Objective:
Restate every line of the material, word for word.

Records to use:
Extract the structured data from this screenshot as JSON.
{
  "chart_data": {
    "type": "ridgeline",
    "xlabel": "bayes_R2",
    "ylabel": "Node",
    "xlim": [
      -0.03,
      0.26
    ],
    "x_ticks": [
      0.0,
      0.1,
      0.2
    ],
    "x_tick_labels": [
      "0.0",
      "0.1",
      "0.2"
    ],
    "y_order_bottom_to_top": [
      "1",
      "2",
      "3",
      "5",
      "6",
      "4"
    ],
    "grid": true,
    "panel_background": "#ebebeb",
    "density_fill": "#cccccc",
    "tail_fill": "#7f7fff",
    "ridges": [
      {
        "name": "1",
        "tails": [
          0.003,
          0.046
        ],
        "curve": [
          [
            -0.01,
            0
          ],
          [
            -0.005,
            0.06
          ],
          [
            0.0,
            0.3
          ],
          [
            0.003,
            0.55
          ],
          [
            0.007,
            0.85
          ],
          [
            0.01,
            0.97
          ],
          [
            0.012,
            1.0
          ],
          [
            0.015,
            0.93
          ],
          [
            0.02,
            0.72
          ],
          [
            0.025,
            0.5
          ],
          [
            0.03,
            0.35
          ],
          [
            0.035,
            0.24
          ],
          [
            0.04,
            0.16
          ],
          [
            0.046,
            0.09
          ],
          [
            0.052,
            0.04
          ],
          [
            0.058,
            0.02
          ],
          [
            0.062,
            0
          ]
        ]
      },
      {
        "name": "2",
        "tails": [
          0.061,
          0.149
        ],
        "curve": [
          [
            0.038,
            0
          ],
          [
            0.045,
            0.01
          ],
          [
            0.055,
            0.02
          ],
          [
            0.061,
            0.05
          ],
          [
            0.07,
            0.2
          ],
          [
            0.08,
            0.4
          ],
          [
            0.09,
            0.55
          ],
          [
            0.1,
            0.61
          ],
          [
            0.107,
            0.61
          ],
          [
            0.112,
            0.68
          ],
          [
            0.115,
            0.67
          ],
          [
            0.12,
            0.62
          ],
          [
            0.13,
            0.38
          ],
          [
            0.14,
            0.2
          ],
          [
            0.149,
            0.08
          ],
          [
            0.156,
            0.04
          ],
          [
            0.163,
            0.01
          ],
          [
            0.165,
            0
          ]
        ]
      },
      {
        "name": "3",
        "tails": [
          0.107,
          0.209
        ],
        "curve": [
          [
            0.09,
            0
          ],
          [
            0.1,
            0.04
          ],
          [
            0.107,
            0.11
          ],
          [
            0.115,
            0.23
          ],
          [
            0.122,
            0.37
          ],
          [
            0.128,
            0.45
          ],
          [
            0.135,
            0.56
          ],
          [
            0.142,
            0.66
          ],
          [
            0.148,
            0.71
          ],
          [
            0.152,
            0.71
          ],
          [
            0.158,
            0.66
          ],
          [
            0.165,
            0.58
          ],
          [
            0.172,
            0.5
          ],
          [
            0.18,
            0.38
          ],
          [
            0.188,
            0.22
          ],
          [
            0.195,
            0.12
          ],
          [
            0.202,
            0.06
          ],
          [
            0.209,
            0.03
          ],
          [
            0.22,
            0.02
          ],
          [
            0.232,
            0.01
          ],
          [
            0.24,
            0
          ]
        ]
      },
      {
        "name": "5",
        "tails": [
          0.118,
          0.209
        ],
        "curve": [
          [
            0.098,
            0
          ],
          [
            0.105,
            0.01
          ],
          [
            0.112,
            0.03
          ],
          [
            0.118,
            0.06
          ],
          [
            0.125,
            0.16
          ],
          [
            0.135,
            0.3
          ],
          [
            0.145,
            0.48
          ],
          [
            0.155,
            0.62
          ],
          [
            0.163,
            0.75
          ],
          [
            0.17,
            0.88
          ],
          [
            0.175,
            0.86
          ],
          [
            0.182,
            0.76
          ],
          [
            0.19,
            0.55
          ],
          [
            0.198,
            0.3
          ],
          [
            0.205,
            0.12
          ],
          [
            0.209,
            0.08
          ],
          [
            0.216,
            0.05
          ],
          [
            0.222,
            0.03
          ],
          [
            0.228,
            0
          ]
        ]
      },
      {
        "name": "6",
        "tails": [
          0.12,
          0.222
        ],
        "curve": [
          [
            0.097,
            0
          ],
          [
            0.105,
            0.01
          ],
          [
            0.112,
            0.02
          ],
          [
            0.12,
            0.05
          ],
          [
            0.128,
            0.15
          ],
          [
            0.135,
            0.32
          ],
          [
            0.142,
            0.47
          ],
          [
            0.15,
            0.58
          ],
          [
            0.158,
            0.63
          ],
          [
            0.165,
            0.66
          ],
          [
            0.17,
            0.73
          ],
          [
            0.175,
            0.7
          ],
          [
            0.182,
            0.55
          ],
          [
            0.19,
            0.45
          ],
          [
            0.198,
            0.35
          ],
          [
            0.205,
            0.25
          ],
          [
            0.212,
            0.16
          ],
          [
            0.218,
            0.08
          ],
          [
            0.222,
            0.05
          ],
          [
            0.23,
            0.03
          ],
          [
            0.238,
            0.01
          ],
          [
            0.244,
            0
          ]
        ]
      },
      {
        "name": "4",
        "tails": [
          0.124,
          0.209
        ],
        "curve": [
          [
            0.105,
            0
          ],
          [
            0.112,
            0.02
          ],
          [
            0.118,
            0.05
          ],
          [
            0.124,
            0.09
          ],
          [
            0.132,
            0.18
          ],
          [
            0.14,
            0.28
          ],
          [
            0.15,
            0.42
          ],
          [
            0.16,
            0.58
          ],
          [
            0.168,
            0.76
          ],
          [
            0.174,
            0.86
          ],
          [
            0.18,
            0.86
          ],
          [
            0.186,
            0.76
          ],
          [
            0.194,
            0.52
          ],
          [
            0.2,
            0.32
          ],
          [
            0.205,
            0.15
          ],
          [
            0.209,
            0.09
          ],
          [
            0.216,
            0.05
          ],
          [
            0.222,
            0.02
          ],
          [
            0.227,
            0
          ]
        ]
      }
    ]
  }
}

The result:
Extract the structured data from this screenshot as JSON.
{
  "chart_data": {
    "type": "ridgeline",
    "xlabel": "bayes_R2",
    "ylabel": "Node",
    "xlim": [
      -0.03,
      0.26
    ],
    "x_ticks": [
      0.0,
      0.1,
      0.2
    ],
    "x_tick_labels": [
      "0.0",
      "0.1",
      "0.2"
    ],
    "y_order_bottom_to_top": [
      "1",
      "2",
      "3",
      "5",
      "6",
      "4"
    ],
    "grid": true,
    "panel_background": "#ebebeb",
    "density_fill": "#cccccc",
    "tail_fill": "#7f7fff",
    "ridges": [
      {
        "name": "1",
        "tails": [
          0.003,
          0.046
        ],
        "curve": [
          [
            -0.01,
            0
          ],
          [
            -0.005,
            0.06
          ],
          [
            0.0,
            0.3
          ],
          [
            0.003,
            0.55
          ],
          [
            0.007,
            0.85
          ],
          [
            0.01,
            0.97
          ],
          [
            0.012,
            1.0
          ],
          [
            0.015,
            0.93
          ],
          [
            0.02,
            0.72
          ],
          [
            0.025,
            0.5
          ],
          [
            0.03,
            0.35
          ],
          [
            0.035,
            0.24
          ],
          [
            0.04,
            0.16
          ],
          [
            0.046,
            0.09
          ],
          [
            0.052,
            0.04
          ],
          [
            0.058,
            0.02
          ],
          [
            0.062,
            0
          ]
        ]
      },
      {
        "name": "2",
        "tails": [
          0.061,
          0.149
        ],
        "curve": [
          [
            0.038,
            0
          ],
          [
            0.045,
            0.01
          ],
          [
            0.055,
            0.02
          ],
          [
            0.061,
            0.05
          ],
          [
            0.07,
            0.2
          ],
          [
            0.08,
            0.4
          ],
          [
            0.09,
            0.55
          ],
          [
            0.1,
            0.61
          ],
          [
            0.107,
            0.61
          ],
          [
            0.112,
            0.68
          ],
          [
            0.115,
            0.67
          ],
          [
            0.12,
            0.62
          ],
          [
            0.13,
            0.38
          ],
          [
            0.14,
            0.2
          ],
          [
            0.149,
            0.08
          ],
          [
            0.156,
            0.04
          ],
          [
            0.163,
            0.01
          ],
          [
            0.165,
            0
          ]
        ]
      },
      {
        "name": "3",
        "tails": [
          0.107,
          0.209
        ],
        "curve": [
          [
            0.09,
            0
          ],
          [
            0.1,
            0.04
          ],
          [
            0.107,
            0.11
          ],
          [
            0.115,
            0.23
          ],
          [
            0.122,
            0.37
          ],
          [
            0.128,
            0.45
          ],
          [
            0.135,
            0.56
          ],
          [
            0.142,
            0.66
          ],
          [
            0.148,
            0.71
          ],
          [
            0.152,
            0.71
          ],
          [
            0.158,
            0.66
          ],
          [
            0.165,
            0.58
          ],
          [
            0.172,
            0.5
          ],
          [
            0.18,
            0.38
          ],
          [
            0.188,
            0.22
          ],
          [
            0.195,
            0.12
          ],
          [
            0.202,
            0.06
          ],
          [
            0.209,
            0.03
          ],
          [
            0.22,
            0.02
          ],
          [
            0.232,
            0.01
          ],
          [
            0.24,
            0
          ]
        ]
      },
      {
        "name": "5",
        "tails": [
          0.118,
          0.209
        ],
        "curve": [
          [
            0.098,
            0
          ],
          [
            0.105,
            0.01
          ],
          [
            0.112,
            0.03
          ],
          [
            0.118,
            0.06
          ],
          [
            0.125,
            0.16
          ],
          [
            0.135,
            0.3
          ],
          [
            0.145,
            0.48
          ],
          [
            0.155,
            0.62
          ],
          [
            0.163,
            0.75
          ],
          [
            0.17,
            0.88
          ],
          [
            0.175,
            0.86
          ],
          [
            0.182,
            0.76
          ],
          [
            0.19,
            0.55
          ],
          [
            0.198,
            0.3
          ],
          [
            0.205,
            0.12
          ],
          [
            0.209,
            0.08
          ],
          [
            0.216,
            0.05
          ],
          [
            0.222,
            0.03
          ],
          [
            0.228,
            0
          ]
        ]
      },
      {
        "name": "6",
        "tails": [
          0.12,
          0.222
        ],
        "curve": [
          [
            0.097,
            0
          ],
          [
            0.105,
            0.01
          ],
          [
            0.112,
            0.02
          ],
          [
            0.12,
            0.05
          ],
          [
            0.128,
            0.15
          ],
          [
            0.135,
            0.32
          ],
          [
            0.142,
            0.47
          ],
          [
            0.15,
            0.58
          ],
          [
            0.158,
            0.63
          ],
          [
            0.165,
            0.66
          ],
          [
            0.17,
            0.73
          ],
          [
            0.175,
            0.7
          ],
          [
            0.182,
            0.55
          ],
          [
            0.19,
            0.45
          ],
          [
            0.198,
            0.35
          ],
          [
            0.205,
            0.25
          ],
          [
            0.212,
            0.16
          ],
          [
            0.218,
            0.08
          ],
          [
            0.222,
            0.05
          ],
          [
            0.23,
            0.03
          ],
          [
            0.238,
            0.01
          ],
          [
            0.244,
            0
          ]
        ]
      },
      {
        "name": "4",
        "tails": [
          0.124,
          0.209
        ],
        "curve": [
          [
            0.105,
            0
          ],
          [
            0.112,
            0.02
          ],
          [
            0.118,
            0.05
          ],
          [
            0.124,
            0.09
          ],
          [
            0.132,
            0.18
          ],
          [
            0.14,
            0.28
          ],
          [
            0.15,
            0.42
          ],
          [
            0.16,
            0.58
          ],
          [
            0.168,
            0.76
          ],
          [
            0.174,
            0.86
          ],
          [
            0.18,
            0.86
          ],
          [
            0.186,
            0.76
          ],
          [
            0.194,
            0.52
          ],
          [
            0.2,
            0.32
          ],
          [
            0.205,
            0.15
          ],
          [
            0.209,
            0.09
          ],
          [
            0.216,
            0.05
          ],
          [
            0.222,
            0.02
          ],
          [
            0.227,
            0
          ]
        ]
      }
    ]
  }
}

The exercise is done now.